-- Begin Data provided --

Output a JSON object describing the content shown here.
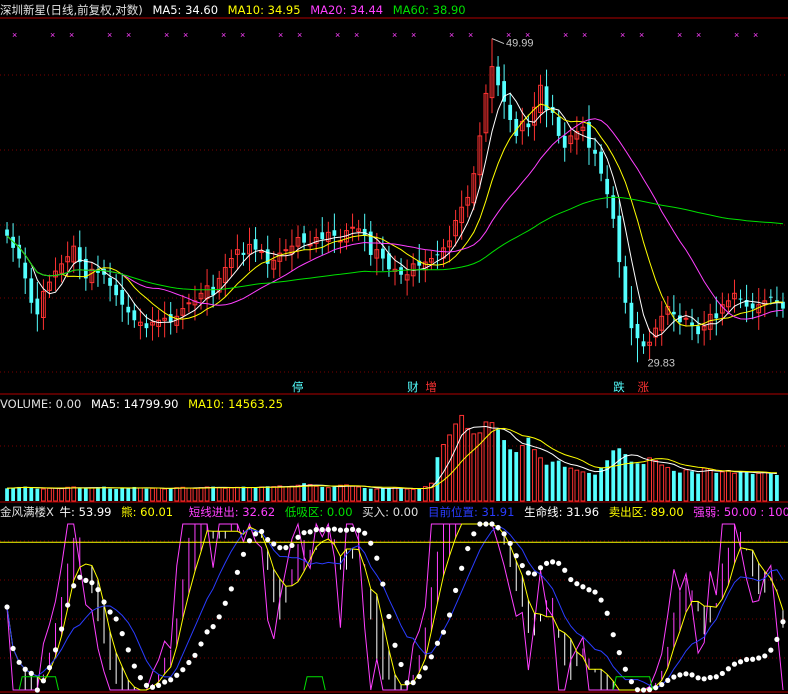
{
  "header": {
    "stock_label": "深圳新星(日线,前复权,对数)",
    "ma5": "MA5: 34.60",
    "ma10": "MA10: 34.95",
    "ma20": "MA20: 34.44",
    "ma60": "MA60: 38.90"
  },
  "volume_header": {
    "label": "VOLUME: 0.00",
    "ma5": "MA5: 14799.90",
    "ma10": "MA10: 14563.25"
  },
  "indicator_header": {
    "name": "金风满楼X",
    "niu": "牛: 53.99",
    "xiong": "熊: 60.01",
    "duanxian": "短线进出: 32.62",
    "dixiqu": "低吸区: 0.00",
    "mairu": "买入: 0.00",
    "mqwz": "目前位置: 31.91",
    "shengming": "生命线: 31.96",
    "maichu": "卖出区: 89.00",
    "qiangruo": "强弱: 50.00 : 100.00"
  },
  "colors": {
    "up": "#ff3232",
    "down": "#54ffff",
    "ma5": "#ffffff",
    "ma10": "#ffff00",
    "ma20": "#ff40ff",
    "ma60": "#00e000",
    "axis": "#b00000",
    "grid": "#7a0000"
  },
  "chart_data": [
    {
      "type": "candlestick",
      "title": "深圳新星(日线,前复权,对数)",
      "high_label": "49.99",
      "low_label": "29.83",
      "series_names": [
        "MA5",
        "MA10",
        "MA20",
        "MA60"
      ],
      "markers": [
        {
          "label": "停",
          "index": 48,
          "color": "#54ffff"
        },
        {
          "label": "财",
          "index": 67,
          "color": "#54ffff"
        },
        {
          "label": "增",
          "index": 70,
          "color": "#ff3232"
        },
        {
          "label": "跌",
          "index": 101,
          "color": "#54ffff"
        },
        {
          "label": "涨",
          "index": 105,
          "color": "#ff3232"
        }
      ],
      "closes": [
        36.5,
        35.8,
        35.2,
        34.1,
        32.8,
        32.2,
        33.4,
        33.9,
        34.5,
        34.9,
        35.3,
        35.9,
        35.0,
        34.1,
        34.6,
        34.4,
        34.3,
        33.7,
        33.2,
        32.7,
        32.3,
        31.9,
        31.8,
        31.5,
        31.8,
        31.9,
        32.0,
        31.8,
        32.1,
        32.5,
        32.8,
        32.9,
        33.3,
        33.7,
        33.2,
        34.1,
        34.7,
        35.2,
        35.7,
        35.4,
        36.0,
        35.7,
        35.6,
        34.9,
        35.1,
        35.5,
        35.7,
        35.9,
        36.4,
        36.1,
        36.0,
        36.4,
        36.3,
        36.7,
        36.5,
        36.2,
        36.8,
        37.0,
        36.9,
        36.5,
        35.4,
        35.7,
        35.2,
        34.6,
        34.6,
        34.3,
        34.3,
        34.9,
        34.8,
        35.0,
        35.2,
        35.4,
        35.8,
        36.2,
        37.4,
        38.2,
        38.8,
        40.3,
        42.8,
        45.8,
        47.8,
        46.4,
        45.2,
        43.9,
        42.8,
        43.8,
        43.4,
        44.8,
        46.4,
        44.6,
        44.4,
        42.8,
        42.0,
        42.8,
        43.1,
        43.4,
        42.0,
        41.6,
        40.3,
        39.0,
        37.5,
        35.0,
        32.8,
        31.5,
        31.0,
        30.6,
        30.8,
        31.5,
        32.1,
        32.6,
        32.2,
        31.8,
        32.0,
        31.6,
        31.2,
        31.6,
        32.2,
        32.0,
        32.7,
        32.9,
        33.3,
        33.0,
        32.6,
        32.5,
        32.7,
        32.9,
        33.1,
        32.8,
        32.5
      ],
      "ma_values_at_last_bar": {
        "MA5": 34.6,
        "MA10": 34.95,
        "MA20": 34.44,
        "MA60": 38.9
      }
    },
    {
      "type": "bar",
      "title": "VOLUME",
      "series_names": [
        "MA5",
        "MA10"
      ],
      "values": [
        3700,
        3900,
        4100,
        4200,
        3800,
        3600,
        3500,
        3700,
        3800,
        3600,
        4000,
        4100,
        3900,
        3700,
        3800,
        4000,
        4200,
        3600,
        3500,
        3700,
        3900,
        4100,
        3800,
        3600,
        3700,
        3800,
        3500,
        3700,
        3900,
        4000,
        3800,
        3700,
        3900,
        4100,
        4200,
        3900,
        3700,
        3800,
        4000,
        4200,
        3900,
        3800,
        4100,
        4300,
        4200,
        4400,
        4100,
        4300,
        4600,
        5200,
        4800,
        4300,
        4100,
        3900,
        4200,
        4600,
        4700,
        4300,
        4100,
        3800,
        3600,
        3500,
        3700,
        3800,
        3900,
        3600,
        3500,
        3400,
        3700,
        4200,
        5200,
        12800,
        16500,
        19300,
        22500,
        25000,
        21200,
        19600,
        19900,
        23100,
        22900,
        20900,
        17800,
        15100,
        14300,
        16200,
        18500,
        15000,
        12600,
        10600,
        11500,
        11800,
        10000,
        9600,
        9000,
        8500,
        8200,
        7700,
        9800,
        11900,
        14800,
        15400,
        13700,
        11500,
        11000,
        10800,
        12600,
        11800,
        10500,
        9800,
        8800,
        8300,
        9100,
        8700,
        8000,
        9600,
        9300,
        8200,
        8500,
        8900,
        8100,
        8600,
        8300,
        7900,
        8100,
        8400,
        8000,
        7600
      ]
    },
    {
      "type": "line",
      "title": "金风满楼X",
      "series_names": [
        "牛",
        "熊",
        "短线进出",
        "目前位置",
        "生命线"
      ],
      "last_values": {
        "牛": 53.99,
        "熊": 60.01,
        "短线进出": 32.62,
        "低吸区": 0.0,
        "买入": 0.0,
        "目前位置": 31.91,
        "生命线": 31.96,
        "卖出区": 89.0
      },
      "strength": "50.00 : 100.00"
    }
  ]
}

-- End Data provided --
-- Begin Data provided --

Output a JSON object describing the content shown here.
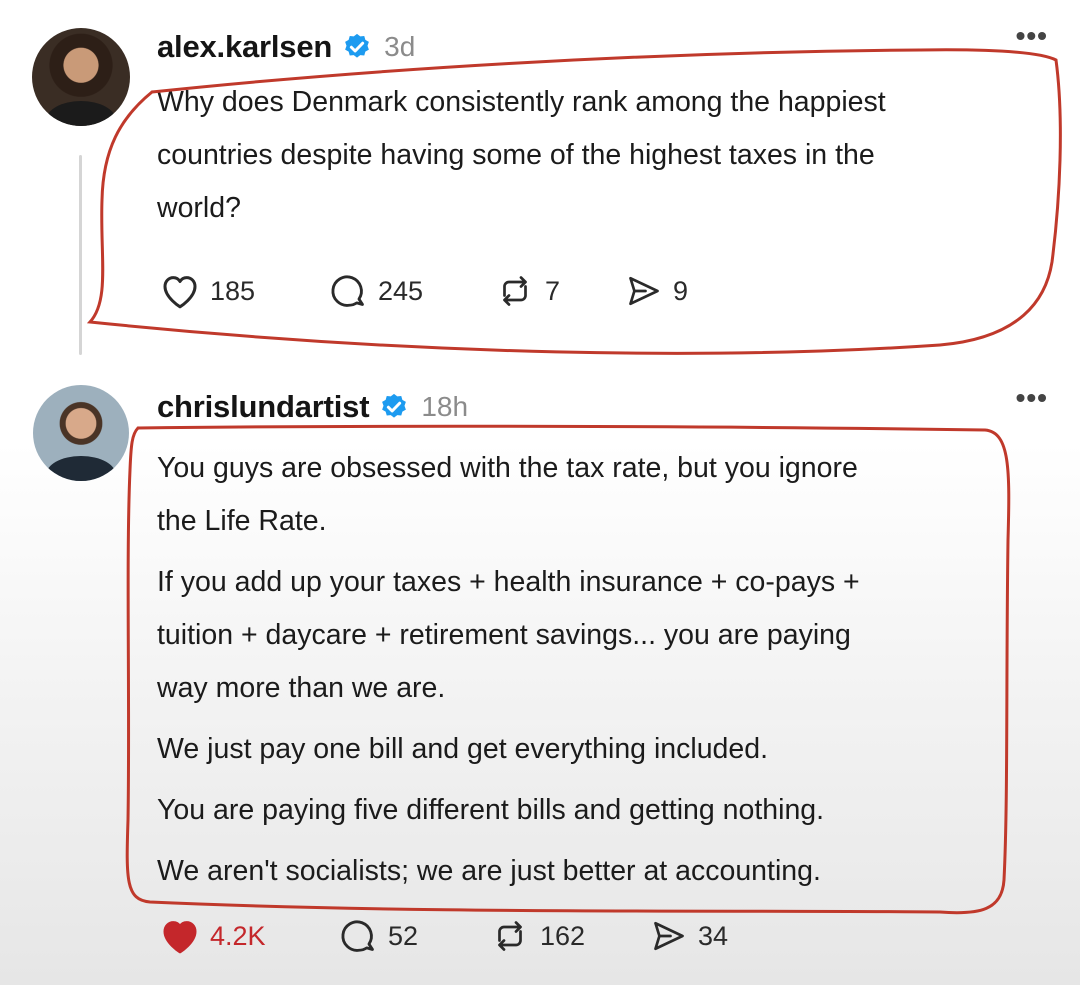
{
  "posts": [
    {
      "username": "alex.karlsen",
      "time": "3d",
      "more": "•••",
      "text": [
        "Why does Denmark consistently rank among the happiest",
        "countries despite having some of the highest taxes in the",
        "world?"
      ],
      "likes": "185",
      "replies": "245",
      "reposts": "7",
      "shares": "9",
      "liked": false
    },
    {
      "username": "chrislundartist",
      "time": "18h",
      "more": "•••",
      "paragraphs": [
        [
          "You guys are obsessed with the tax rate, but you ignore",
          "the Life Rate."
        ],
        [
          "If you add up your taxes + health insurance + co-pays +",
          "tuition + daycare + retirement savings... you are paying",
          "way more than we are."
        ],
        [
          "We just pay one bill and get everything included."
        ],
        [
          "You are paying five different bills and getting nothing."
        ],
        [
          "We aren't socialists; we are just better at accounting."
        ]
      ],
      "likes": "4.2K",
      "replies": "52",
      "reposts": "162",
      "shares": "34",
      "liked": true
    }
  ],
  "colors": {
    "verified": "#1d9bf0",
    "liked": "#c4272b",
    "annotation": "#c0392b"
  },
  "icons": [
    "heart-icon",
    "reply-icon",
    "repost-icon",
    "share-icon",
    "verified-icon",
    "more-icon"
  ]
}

-- End Data provided --
-- Begin Data provided --

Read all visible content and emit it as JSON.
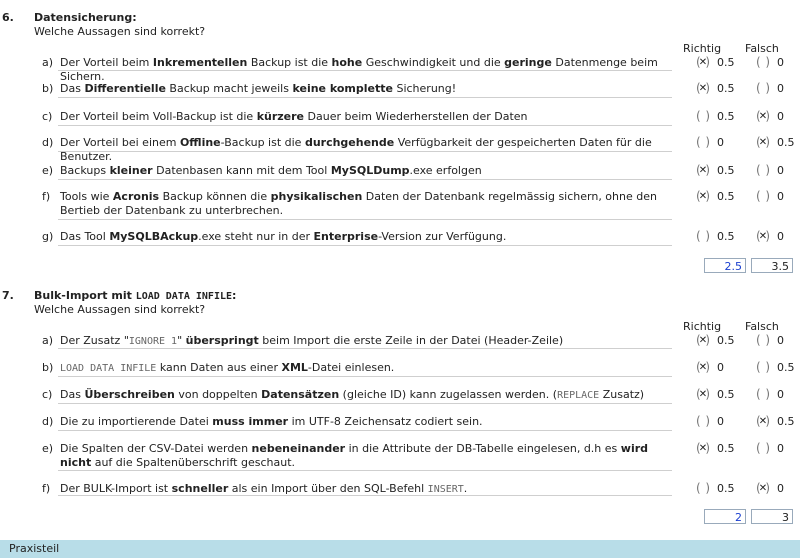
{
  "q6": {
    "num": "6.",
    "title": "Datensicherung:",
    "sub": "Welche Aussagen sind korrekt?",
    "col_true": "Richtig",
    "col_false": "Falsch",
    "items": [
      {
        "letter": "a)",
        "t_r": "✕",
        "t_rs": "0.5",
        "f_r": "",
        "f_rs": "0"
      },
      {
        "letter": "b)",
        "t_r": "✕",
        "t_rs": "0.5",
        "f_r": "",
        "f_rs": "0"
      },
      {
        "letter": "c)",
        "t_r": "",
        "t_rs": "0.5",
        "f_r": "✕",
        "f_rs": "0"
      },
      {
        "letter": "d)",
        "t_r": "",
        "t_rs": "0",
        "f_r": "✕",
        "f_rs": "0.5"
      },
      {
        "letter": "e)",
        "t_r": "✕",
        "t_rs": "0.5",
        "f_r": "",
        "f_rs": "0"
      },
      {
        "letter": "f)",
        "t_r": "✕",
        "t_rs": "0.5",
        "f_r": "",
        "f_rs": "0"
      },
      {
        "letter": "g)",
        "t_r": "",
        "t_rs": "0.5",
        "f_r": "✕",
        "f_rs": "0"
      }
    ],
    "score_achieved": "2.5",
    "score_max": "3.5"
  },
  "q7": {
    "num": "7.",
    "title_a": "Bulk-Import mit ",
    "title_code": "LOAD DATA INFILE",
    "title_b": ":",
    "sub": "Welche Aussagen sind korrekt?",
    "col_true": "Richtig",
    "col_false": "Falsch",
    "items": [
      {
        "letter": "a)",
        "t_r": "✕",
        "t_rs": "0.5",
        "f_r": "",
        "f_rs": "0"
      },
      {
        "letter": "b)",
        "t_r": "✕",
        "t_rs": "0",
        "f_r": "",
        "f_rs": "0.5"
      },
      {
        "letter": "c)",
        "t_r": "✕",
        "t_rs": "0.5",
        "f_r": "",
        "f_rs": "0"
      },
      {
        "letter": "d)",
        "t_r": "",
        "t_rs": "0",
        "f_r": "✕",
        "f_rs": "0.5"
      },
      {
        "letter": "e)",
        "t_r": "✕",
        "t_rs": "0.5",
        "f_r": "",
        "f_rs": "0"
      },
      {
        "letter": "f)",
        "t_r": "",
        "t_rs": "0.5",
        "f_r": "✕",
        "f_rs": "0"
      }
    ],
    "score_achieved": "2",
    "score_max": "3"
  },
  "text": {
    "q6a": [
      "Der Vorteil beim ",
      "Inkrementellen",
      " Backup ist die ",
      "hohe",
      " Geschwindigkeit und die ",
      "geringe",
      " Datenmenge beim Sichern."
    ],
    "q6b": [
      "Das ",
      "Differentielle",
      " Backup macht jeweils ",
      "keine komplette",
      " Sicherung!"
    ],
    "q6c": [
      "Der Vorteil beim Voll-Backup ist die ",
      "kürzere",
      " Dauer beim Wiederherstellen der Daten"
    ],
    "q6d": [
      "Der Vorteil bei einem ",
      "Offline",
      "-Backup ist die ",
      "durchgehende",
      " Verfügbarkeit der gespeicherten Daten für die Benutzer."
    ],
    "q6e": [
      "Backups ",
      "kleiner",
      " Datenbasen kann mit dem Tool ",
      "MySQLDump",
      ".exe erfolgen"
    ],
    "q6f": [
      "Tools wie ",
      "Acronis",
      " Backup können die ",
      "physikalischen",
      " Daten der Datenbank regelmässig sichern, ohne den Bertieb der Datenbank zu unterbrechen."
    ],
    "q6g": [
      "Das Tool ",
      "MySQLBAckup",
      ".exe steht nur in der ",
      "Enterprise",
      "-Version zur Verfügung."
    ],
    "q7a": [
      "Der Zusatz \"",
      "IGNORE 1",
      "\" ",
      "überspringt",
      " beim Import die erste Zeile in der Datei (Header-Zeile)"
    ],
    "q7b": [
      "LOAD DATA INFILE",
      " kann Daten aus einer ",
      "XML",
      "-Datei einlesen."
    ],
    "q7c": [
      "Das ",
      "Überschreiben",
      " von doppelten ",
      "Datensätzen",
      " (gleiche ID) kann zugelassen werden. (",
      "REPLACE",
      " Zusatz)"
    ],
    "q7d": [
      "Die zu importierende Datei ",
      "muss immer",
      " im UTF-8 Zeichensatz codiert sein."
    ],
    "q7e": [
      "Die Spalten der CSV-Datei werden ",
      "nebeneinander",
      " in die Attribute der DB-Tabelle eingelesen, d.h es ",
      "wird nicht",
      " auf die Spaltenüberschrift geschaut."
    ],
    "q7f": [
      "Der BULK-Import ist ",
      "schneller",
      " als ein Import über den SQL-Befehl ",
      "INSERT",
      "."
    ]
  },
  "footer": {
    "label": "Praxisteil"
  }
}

-- End Data provided --

__Task to complete__. Lines containing the string "username" are to be selected and copied.

__Correct output__.
      "username": "alex.karlsen",
      "username": "chrislundartist",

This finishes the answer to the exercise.